• Directions
Repeat, exactly and in full, the lines of the listing below, but without any pictures.

Stored entries:

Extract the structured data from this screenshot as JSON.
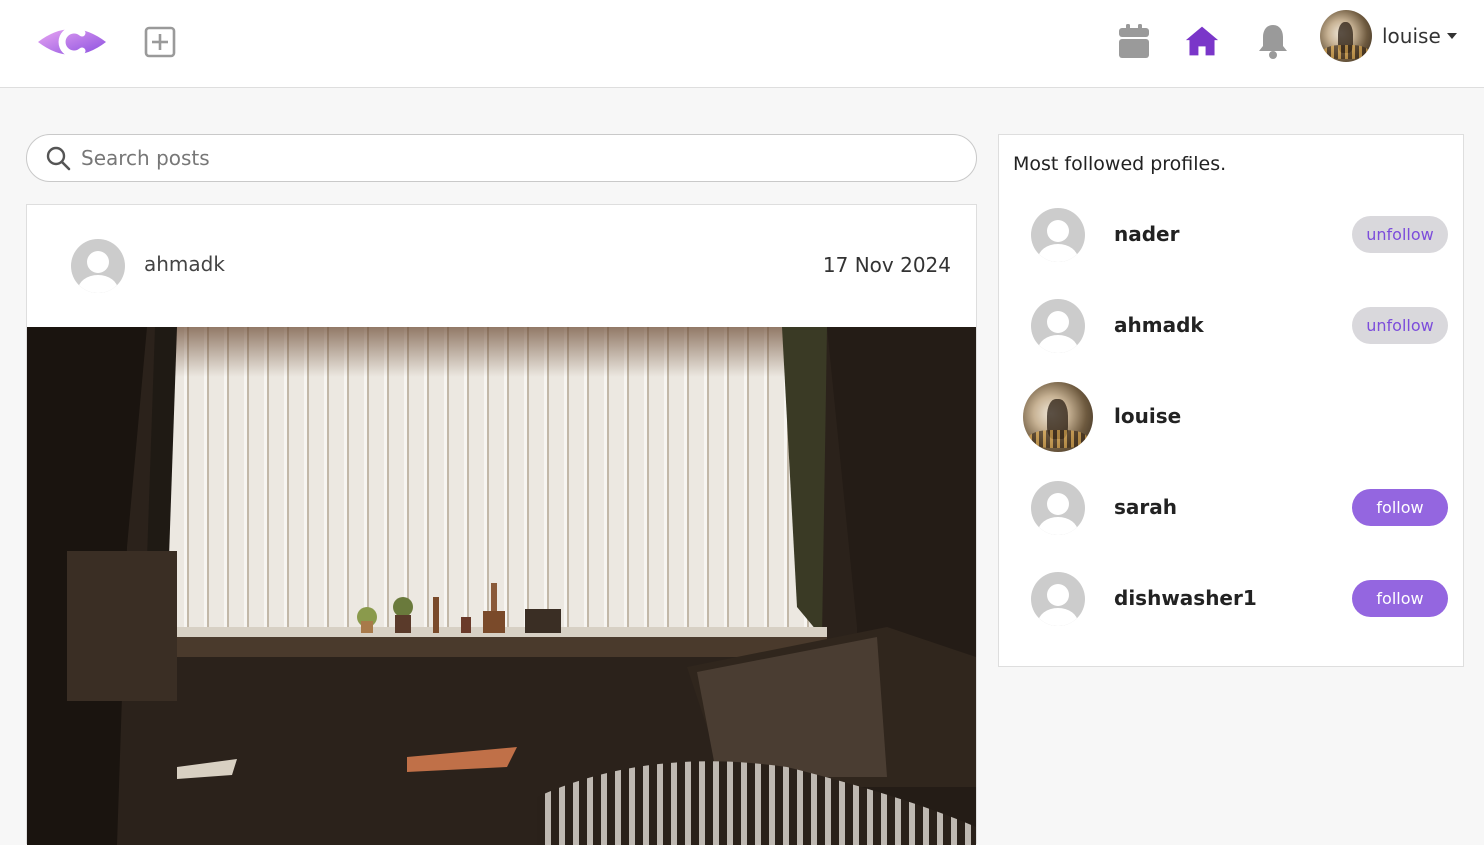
{
  "header": {
    "user_name": "louise",
    "accent_color": "#7a36c9",
    "icon_color": "#9a9a9a"
  },
  "search": {
    "placeholder": "Search posts",
    "value": ""
  },
  "post": {
    "author": "ahmadk",
    "date": "17 Nov 2024"
  },
  "sidebar": {
    "title": "Most followed profiles.",
    "profiles": [
      {
        "name": "nader",
        "action": "unfollow"
      },
      {
        "name": "ahmadk",
        "action": "unfollow"
      },
      {
        "name": "louise",
        "action": ""
      },
      {
        "name": "sarah",
        "action": "follow"
      },
      {
        "name": "dishwasher1",
        "action": "follow"
      }
    ]
  }
}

• Response
Extract the structured data from this screenshot as JSON.
{
  "header": {
    "user_name": "louise",
    "accent_color": "#7a36c9",
    "icon_color": "#9a9a9a"
  },
  "search": {
    "placeholder": "Search posts",
    "value": ""
  },
  "post": {
    "author": "ahmadk",
    "date": "17 Nov 2024"
  },
  "sidebar": {
    "title": "Most followed profiles.",
    "profiles": [
      {
        "name": "nader",
        "action": "unfollow"
      },
      {
        "name": "ahmadk",
        "action": "unfollow"
      },
      {
        "name": "louise",
        "action": ""
      },
      {
        "name": "sarah",
        "action": "follow"
      },
      {
        "name": "dishwasher1",
        "action": "follow"
      }
    ]
  }
}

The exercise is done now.